WHAT YOU WILL DO |
Return the records that follow unaltered. Omit every picture.
(begin)
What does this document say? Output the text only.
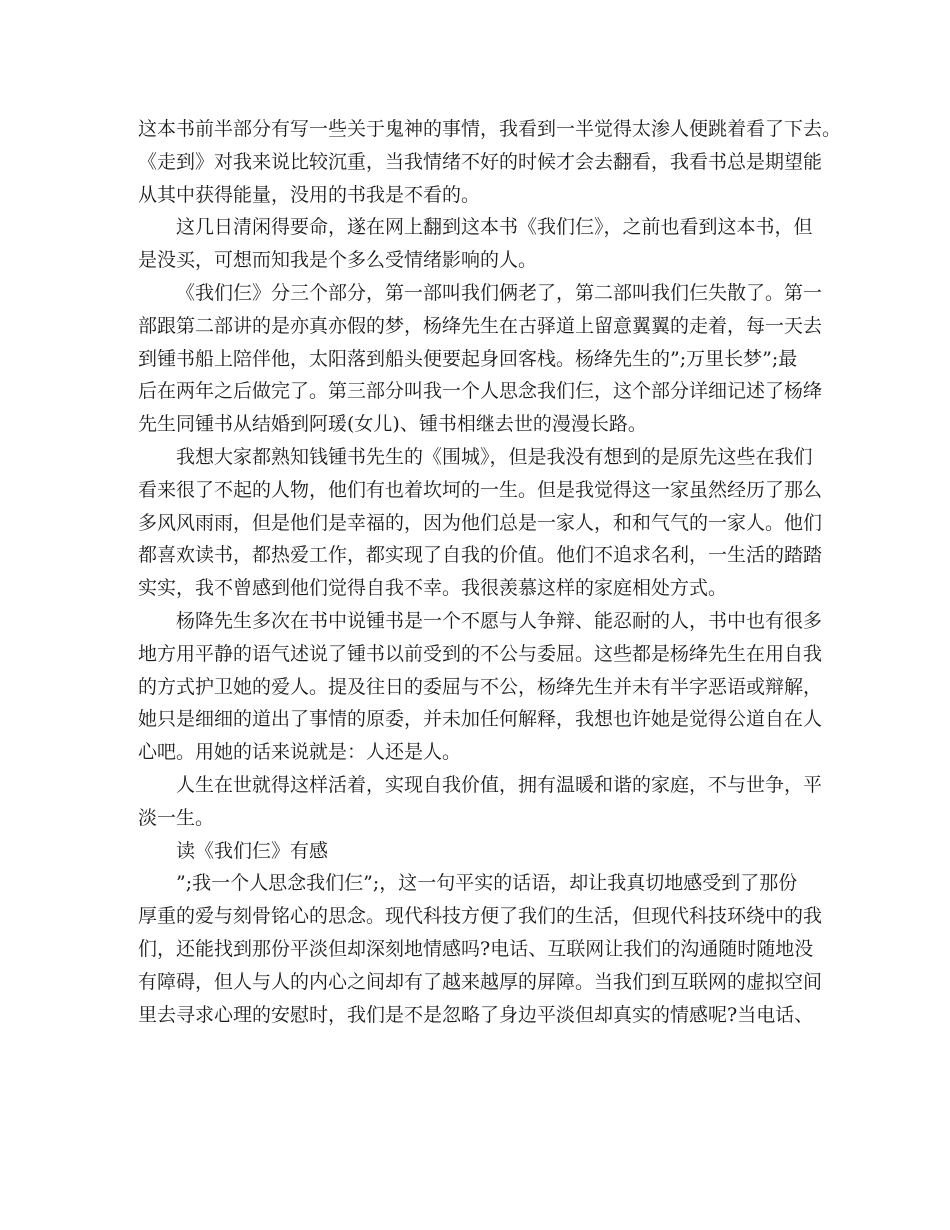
这本书前半部分有写一些关于鬼神的事情，我看到一半觉得太渗人便跳着看了下去。
《走到》对我来说比较沉重，当我情绪不好的时候才会去翻看，我看书总是期望能
从其中获得能量，没用的书我是不看的。
这几日清闲得要命，遂在网上翻到这本书《我们仨》，之前也看到这本书，但
是没买，可想而知我是个多么受情绪影响的人。
《我们仨》分三个部分，第一部叫我们俩老了，第二部叫我们仨失散了。第一
部跟第二部讲的是亦真亦假的梦，杨绛先生在古驿道上留意翼翼的走着，每一天去
到锺书船上陪伴他，太阳落到船头便要起身回客栈。杨绛先生的”;万里长梦”;最
后在两年之后做完了。第三部分叫我一个人思念我们仨，这个部分详细记述了杨绛
先生同锺书从结婚到阿瑗(女儿)、锺书相继去世的漫漫长路。
我想大家都熟知钱锺书先生的《围城》，但是我没有想到的是原先这些在我们
看来很了不起的人物，他们有也着坎坷的一生。但是我觉得这一家虽然经历了那么
多风风雨雨，但是他们是幸福的，因为他们总是一家人，和和气气的一家人。他们
都喜欢读书，都热爱工作，都实现了自我的价值。他们不追求名利，一生活的踏踏
实实，我不曾感到他们觉得自我不幸。我很羡慕这样的家庭相处方式。
杨降先生多次在书中说锺书是一个不愿与人争辩、能忍耐的人，书中也有很多
地方用平静的语气述说了锺书以前受到的不公与委屈。这些都是杨绛先生在用自我
的方式护卫她的爱人。提及往日的委屈与不公，杨绛先生并未有半字恶语或辩解，
她只是细细的道出了事情的原委，并未加任何解释，我想也许她是觉得公道自在人
心吧。用她的话来说就是：人还是人。
人生在世就得这样活着，实现自我价值，拥有温暖和谐的家庭，不与世争，平
淡一生。
读《我们仨》有感
”;我一个人思念我们仨”;，这一句平实的话语，却让我真切地感受到了那份
厚重的爱与刻骨铭心的思念。现代科技方便了我们的生活，但现代科技环绕中的我
们，还能找到那份平淡但却深刻地情感吗?电话、互联网让我们的沟通随时随地没
有障碍，但人与人的内心之间却有了越来越厚的屏障。当我们到互联网的虚拟空间
里去寻求心理的安慰时，我们是不是忽略了身边平淡但却真实的情感呢?当电话、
(end)
ANSWER BELOW |
What does this document say? Output the text only.
这本书前半部分有写一些关于鬼神的事情，我看到一半觉得太渗人便跳着看了下去。
《走到》对我来说比较沉重，当我情绪不好的时候才会去翻看，我看书总是期望能
从其中获得能量，没用的书我是不看的。
这几日清闲得要命，遂在网上翻到这本书《我们仨》，之前也看到这本书，但
是没买，可想而知我是个多么受情绪影响的人。
《我们仨》分三个部分，第一部叫我们俩老了，第二部叫我们仨失散了。第一
部跟第二部讲的是亦真亦假的梦，杨绛先生在古驿道上留意翼翼的走着，每一天去
到锺书船上陪伴他，太阳落到船头便要起身回客栈。杨绛先生的”;万里长梦”;最
后在两年之后做完了。第三部分叫我一个人思念我们仨，这个部分详细记述了杨绛
先生同锺书从结婚到阿瑗(女儿)、锺书相继去世的漫漫长路。
我想大家都熟知钱锺书先生的《围城》，但是我没有想到的是原先这些在我们
看来很了不起的人物，他们有也着坎坷的一生。但是我觉得这一家虽然经历了那么
多风风雨雨，但是他们是幸福的，因为他们总是一家人，和和气气的一家人。他们
都喜欢读书，都热爱工作，都实现了自我的价值。他们不追求名利，一生活的踏踏
实实，我不曾感到他们觉得自我不幸。我很羡慕这样的家庭相处方式。
杨降先生多次在书中说锺书是一个不愿与人争辩、能忍耐的人，书中也有很多
地方用平静的语气述说了锺书以前受到的不公与委屈。这些都是杨绛先生在用自我
的方式护卫她的爱人。提及往日的委屈与不公，杨绛先生并未有半字恶语或辩解，
她只是细细的道出了事情的原委，并未加任何解释，我想也许她是觉得公道自在人
心吧。用她的话来说就是：人还是人。
人生在世就得这样活着，实现自我价值，拥有温暖和谐的家庭，不与世争，平
淡一生。
读《我们仨》有感
”;我一个人思念我们仨”;，这一句平实的话语，却让我真切地感受到了那份
厚重的爱与刻骨铭心的思念。现代科技方便了我们的生活，但现代科技环绕中的我
们，还能找到那份平淡但却深刻地情感吗?电话、互联网让我们的沟通随时随地没
有障碍，但人与人的内心之间却有了越来越厚的屏障。当我们到互联网的虚拟空间
里去寻求心理的安慰时，我们是不是忽略了身边平淡但却真实的情感呢?当电话、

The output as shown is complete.